■ What you need to do
Every line that contains the word "heading" should be copied.

■ Given information

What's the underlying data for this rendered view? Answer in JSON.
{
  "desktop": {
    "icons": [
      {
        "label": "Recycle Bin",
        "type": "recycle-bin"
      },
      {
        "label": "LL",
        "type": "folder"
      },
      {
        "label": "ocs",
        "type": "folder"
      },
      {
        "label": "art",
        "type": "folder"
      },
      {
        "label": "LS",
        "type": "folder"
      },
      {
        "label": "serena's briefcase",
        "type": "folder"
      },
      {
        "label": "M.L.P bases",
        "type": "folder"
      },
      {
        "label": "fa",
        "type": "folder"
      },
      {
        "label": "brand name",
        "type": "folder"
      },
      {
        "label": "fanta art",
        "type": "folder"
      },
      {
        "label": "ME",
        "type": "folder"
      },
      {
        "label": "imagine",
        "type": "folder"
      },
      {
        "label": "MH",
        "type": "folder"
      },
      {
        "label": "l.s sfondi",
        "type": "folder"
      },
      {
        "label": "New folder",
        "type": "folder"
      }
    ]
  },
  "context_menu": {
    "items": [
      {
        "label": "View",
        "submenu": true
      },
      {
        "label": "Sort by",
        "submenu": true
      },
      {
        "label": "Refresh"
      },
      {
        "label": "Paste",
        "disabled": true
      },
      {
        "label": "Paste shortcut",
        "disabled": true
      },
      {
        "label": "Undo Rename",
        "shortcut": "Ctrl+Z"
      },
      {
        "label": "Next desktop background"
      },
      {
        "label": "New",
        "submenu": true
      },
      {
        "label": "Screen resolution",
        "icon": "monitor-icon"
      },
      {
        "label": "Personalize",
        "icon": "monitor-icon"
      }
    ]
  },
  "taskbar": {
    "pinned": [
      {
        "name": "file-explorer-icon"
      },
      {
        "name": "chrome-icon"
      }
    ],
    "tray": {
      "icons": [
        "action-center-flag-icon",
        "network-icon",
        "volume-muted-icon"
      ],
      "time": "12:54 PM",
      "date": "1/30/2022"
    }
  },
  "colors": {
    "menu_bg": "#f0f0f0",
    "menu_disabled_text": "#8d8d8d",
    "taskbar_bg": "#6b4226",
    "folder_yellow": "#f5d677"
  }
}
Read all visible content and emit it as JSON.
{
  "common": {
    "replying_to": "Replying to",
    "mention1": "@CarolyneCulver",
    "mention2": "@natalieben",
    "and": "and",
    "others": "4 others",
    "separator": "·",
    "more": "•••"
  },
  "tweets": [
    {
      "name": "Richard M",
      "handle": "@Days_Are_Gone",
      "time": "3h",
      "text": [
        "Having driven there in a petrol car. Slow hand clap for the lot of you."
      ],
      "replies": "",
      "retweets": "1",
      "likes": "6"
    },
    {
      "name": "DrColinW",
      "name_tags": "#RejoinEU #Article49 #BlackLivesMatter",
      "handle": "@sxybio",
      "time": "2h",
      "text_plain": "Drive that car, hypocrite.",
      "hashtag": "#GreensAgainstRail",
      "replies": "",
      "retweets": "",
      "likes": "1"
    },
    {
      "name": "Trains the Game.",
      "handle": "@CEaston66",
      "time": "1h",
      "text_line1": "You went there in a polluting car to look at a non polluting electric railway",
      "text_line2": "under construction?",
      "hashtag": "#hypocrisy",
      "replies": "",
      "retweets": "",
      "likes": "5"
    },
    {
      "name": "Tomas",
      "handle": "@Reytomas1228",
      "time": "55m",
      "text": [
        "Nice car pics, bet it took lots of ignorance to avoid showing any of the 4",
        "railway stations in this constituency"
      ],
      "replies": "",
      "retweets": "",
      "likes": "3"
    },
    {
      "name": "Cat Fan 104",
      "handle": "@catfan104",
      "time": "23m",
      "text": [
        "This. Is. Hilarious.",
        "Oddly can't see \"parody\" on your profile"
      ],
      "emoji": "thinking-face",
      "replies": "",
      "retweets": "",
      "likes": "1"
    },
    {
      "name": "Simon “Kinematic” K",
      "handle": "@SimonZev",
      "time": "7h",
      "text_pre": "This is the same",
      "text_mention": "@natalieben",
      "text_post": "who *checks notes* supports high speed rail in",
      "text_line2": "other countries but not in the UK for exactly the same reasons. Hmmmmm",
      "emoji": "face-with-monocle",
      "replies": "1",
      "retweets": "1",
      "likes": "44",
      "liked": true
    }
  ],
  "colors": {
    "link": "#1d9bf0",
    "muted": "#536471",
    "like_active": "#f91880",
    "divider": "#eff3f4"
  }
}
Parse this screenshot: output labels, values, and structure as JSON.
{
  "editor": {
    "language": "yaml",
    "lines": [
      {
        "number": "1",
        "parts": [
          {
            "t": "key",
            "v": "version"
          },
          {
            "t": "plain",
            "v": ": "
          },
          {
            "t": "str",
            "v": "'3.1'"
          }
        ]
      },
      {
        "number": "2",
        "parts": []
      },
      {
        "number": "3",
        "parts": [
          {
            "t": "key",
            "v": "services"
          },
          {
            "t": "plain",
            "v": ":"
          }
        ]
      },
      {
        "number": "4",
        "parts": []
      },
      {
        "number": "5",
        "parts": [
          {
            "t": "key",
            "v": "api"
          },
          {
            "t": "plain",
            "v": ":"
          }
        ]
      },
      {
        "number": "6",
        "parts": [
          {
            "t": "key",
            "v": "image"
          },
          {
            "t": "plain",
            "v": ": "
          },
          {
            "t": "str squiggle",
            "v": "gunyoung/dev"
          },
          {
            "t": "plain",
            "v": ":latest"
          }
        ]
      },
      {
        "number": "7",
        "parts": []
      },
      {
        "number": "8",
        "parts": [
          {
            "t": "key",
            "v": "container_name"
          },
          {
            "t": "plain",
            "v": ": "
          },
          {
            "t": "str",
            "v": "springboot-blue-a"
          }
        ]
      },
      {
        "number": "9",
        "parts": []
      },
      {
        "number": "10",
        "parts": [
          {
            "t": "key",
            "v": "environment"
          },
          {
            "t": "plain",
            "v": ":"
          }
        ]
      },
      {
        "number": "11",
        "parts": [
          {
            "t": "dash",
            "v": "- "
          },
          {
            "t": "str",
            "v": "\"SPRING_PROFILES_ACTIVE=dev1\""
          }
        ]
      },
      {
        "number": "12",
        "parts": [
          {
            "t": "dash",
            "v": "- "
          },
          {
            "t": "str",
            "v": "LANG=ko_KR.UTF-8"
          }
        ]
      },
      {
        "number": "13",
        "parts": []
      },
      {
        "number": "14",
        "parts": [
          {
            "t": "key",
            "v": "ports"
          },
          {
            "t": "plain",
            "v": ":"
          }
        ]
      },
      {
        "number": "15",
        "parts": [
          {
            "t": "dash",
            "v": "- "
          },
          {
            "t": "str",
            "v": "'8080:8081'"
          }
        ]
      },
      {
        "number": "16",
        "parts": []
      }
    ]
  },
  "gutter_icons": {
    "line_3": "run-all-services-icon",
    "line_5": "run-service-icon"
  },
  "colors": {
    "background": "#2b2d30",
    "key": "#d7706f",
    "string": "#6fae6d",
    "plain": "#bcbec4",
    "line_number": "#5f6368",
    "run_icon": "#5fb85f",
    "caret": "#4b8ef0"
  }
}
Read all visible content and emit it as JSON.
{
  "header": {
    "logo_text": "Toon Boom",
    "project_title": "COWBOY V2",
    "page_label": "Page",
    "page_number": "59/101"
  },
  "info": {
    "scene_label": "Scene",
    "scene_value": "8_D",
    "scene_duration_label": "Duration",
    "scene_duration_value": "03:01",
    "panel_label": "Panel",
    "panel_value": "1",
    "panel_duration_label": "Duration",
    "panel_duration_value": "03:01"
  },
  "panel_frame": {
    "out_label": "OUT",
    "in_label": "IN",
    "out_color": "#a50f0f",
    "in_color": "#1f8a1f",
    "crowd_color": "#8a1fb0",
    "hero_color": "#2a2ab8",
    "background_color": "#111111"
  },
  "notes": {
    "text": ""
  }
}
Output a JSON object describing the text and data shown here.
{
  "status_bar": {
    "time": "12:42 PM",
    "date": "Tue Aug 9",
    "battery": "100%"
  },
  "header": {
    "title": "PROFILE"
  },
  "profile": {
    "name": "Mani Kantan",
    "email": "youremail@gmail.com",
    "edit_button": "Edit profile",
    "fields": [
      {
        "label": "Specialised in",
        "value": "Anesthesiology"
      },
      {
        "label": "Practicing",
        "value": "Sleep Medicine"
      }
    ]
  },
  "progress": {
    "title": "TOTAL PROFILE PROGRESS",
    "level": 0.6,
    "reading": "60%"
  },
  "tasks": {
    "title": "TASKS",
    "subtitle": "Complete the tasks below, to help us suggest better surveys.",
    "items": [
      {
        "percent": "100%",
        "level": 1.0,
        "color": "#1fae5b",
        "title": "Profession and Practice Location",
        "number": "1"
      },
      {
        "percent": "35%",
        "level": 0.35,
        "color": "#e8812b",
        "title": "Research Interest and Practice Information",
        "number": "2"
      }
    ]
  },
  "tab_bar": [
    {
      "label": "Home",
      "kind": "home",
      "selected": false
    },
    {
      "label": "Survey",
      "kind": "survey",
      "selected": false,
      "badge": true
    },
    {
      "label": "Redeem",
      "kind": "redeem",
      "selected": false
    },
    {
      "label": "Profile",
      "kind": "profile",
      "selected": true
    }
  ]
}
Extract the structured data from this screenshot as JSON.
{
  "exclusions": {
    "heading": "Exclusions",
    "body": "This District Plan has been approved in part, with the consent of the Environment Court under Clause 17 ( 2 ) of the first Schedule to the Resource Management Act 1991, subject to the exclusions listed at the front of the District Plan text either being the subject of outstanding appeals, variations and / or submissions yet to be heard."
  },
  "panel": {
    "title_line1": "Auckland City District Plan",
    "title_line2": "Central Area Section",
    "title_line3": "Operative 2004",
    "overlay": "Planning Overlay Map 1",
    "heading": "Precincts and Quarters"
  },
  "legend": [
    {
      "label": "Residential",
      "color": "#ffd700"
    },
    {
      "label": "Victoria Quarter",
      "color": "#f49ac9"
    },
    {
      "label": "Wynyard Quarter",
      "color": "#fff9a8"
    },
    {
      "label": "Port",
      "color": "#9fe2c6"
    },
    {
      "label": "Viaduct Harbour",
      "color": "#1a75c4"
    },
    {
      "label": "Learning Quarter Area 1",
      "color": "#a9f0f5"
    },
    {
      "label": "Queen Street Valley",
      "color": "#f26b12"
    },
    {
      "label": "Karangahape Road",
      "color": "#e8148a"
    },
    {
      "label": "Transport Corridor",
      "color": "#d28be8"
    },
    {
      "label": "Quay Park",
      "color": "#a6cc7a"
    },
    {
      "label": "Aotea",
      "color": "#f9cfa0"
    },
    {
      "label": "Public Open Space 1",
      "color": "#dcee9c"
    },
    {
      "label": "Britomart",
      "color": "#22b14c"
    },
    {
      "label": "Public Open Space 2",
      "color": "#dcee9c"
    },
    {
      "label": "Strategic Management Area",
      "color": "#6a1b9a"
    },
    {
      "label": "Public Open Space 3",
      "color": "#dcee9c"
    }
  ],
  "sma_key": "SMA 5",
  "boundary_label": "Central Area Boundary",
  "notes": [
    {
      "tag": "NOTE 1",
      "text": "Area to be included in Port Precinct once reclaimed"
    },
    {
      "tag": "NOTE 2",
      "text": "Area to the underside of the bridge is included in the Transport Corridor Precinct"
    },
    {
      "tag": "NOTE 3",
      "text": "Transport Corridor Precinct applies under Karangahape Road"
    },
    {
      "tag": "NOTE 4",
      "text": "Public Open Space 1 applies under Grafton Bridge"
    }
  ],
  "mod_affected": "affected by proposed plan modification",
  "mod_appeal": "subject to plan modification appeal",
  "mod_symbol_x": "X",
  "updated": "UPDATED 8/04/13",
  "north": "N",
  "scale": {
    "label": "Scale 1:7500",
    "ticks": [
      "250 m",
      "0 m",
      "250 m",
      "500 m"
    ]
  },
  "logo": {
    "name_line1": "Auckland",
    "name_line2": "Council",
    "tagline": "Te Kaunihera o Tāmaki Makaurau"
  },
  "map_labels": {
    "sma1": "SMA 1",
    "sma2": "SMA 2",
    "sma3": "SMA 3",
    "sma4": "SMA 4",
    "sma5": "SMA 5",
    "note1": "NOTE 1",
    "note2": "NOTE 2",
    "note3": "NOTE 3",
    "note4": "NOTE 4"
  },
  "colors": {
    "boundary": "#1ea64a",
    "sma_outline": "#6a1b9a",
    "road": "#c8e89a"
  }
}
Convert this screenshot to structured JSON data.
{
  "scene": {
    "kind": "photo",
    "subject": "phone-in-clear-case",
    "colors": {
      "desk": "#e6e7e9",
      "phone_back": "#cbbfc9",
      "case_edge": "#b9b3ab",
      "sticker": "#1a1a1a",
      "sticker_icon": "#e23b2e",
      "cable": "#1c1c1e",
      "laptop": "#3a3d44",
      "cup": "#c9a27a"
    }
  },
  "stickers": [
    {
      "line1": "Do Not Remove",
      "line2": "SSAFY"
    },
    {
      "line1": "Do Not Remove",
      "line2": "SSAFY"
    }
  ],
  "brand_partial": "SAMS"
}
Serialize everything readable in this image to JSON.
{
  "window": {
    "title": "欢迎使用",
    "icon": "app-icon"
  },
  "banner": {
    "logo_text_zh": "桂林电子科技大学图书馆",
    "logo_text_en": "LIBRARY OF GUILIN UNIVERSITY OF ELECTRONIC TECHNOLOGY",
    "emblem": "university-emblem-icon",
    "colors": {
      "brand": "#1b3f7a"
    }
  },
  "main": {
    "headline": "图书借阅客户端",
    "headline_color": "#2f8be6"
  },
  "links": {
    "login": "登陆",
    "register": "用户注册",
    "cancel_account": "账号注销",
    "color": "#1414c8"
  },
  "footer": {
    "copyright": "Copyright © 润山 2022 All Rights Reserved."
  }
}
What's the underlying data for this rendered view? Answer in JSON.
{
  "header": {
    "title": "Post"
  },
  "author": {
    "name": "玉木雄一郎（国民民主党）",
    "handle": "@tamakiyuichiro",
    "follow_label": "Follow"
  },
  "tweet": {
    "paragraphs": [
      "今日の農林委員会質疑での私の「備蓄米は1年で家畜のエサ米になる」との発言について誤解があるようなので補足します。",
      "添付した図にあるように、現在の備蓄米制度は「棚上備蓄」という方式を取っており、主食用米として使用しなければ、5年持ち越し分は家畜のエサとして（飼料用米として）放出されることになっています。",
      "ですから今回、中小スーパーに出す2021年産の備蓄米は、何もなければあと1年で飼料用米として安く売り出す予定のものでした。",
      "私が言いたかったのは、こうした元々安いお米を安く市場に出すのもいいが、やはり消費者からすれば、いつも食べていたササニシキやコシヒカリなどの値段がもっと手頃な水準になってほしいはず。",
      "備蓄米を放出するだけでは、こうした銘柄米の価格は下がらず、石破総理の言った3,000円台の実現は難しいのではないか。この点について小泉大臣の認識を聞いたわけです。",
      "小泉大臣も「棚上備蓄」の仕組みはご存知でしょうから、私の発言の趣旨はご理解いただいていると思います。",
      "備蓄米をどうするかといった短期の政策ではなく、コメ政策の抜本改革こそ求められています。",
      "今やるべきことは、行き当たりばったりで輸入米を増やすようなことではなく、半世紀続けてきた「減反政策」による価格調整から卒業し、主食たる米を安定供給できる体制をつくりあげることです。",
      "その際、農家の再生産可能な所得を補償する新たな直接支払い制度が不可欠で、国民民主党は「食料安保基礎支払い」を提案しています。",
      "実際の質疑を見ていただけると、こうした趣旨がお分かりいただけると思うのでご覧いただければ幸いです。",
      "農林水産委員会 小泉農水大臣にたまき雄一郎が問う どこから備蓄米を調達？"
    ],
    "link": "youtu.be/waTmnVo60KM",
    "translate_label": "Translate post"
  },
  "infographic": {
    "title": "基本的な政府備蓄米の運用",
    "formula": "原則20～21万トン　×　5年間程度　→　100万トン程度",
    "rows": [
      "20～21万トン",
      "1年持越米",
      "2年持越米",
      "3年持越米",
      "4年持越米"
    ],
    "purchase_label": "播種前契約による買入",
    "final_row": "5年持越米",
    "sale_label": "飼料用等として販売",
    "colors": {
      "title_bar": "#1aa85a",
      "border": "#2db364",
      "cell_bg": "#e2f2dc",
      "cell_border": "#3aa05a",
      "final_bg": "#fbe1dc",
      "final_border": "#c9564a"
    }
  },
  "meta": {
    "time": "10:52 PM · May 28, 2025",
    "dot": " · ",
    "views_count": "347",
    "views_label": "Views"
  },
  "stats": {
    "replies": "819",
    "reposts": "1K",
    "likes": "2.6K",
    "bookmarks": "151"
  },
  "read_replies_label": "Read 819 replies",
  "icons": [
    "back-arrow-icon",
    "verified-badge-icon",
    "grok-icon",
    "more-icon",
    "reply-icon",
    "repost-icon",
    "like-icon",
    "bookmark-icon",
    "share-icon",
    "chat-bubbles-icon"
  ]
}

■ Solution
    "heading": "Exclusions",
    "heading": "Precincts and Quarters"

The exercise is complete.